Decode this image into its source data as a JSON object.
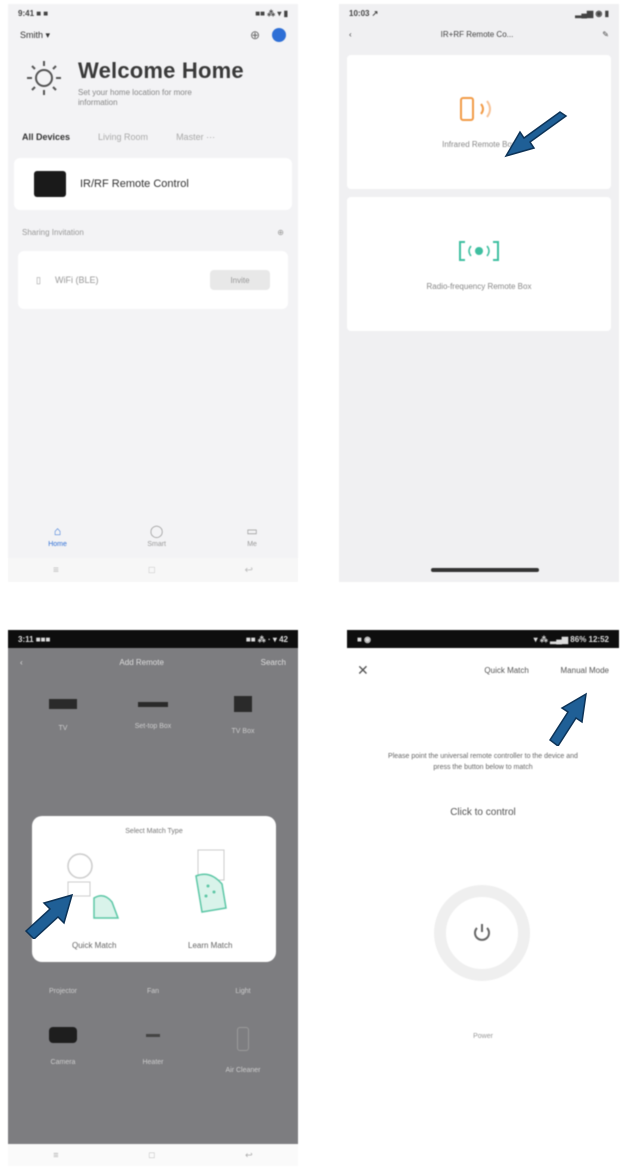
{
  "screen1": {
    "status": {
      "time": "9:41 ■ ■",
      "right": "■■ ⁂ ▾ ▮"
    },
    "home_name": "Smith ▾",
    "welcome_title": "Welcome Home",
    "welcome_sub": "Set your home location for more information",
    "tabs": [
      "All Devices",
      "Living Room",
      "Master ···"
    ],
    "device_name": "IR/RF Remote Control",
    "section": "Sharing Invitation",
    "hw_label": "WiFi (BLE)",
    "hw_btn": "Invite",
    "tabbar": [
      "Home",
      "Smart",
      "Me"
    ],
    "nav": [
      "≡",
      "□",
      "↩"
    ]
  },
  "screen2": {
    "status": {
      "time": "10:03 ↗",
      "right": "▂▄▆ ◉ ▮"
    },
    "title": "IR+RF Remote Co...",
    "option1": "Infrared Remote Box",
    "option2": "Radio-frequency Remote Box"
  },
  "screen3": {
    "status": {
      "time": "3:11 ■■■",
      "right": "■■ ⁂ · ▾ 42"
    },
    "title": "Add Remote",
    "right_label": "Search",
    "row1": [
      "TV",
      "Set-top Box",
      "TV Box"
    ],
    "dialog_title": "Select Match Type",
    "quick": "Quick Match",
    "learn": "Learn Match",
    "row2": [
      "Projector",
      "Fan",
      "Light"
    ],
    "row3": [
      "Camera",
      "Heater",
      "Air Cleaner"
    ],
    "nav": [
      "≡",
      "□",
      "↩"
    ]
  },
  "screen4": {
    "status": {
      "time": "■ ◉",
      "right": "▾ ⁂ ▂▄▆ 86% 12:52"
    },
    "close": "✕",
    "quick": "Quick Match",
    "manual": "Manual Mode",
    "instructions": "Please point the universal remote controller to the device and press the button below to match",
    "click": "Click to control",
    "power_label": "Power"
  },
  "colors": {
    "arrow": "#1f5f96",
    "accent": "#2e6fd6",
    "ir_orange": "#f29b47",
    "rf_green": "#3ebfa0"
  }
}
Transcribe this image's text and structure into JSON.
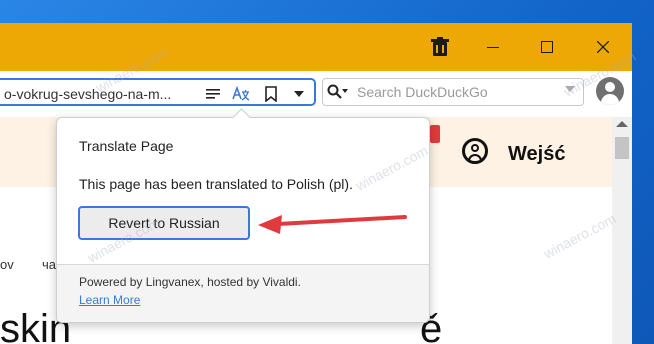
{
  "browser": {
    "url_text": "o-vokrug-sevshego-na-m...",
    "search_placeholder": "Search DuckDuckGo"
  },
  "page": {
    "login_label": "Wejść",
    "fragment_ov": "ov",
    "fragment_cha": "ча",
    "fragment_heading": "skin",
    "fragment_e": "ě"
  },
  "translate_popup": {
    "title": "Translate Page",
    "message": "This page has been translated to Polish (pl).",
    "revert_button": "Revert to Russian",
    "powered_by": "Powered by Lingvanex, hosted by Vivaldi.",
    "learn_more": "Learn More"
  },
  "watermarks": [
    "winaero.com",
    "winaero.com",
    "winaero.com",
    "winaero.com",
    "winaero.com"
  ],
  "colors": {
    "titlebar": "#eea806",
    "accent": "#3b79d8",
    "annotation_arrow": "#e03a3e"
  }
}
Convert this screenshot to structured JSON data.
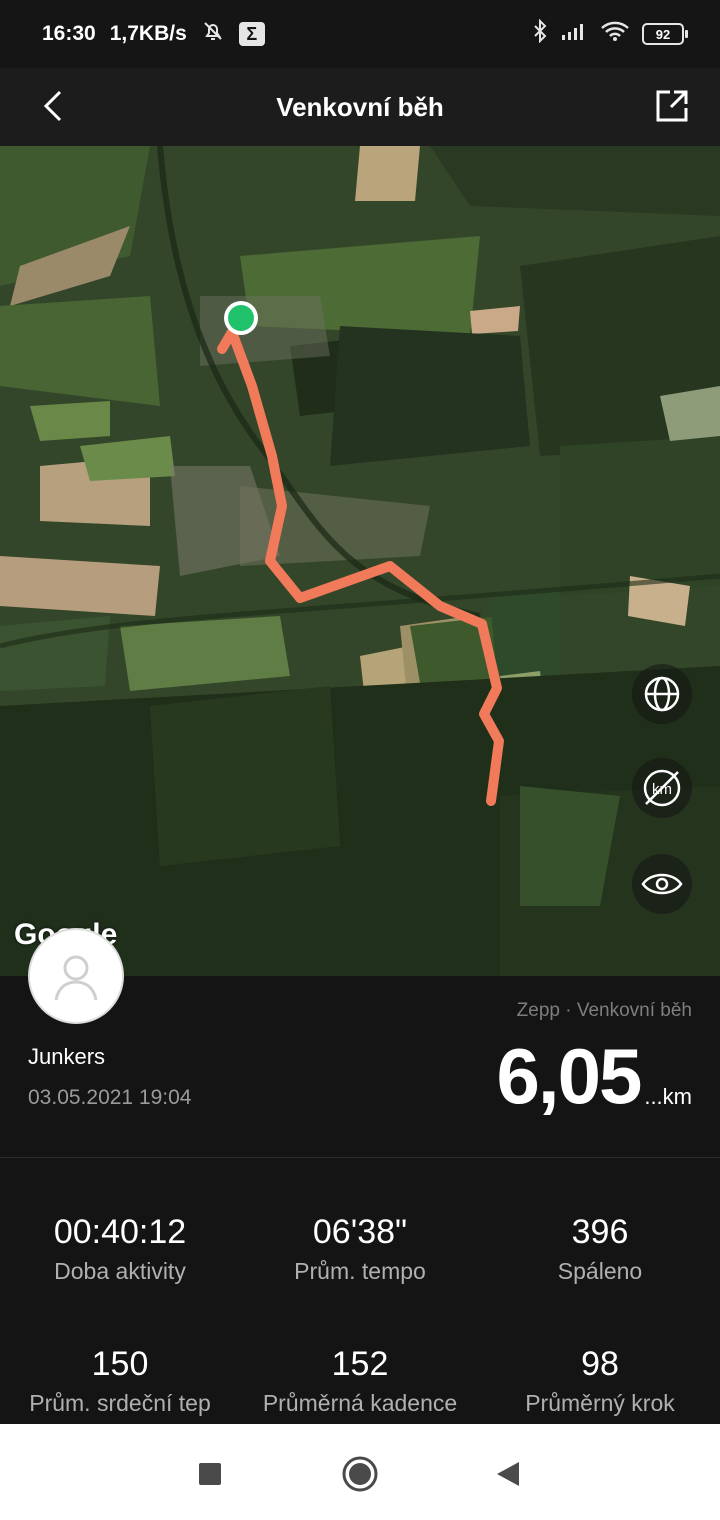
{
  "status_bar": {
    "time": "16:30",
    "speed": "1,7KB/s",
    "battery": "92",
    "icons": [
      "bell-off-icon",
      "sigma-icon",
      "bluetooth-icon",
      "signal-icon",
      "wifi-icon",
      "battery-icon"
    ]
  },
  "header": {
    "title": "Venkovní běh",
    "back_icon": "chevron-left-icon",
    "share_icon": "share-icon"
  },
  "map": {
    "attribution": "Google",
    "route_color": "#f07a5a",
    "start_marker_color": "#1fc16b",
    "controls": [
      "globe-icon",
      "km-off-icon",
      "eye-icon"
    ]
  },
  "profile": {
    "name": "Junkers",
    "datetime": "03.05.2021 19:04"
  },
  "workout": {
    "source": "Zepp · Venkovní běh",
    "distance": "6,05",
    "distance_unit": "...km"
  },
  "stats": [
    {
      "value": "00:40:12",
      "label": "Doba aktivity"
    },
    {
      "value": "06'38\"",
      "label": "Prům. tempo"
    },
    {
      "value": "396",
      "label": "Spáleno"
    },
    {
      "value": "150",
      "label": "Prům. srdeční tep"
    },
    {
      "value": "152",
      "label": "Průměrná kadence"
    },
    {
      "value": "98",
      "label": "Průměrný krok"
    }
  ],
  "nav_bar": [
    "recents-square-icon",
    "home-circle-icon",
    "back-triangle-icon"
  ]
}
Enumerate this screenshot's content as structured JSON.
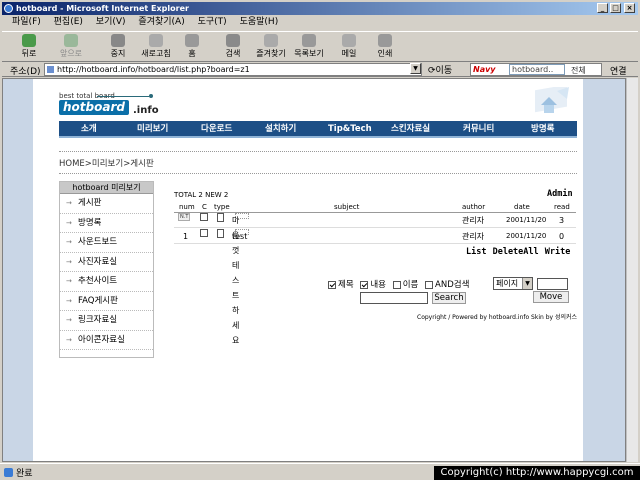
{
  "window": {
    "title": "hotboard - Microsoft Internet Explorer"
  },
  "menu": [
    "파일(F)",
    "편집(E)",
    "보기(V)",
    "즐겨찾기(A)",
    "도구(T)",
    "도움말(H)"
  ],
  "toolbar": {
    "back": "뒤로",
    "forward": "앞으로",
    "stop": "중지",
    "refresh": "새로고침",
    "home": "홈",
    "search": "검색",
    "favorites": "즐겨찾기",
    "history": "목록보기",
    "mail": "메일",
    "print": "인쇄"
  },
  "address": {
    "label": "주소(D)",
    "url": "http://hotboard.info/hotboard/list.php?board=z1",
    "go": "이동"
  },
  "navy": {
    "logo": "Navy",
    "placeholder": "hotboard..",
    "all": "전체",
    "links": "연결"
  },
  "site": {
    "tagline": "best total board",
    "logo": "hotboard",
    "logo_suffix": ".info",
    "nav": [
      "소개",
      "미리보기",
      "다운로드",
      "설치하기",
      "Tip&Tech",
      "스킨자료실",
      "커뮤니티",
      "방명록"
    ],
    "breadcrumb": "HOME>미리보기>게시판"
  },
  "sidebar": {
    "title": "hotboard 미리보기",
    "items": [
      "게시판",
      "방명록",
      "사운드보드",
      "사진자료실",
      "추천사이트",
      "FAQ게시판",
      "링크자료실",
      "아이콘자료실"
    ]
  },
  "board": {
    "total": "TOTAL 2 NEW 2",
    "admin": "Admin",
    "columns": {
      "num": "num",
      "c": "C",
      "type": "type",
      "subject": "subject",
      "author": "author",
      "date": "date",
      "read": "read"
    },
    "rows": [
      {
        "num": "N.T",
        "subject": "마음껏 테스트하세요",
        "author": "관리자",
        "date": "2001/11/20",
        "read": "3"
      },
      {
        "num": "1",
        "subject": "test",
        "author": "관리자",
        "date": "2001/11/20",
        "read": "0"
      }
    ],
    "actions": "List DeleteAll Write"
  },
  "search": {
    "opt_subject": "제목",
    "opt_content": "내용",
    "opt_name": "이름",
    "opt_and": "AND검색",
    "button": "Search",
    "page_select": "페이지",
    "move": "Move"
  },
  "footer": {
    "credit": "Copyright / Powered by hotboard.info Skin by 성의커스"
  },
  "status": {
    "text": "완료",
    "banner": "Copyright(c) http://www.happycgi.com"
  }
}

» **Exercise instructions**
Report every line containing the word "JSON" from the listing above.

» **Solution for this task**
Decode this image into its source data as a JSON object.
Transcribe this image's text and structure into JSON.
Convert this screenshot to structured JSON data.
Enumerate this screenshot's content as structured JSON.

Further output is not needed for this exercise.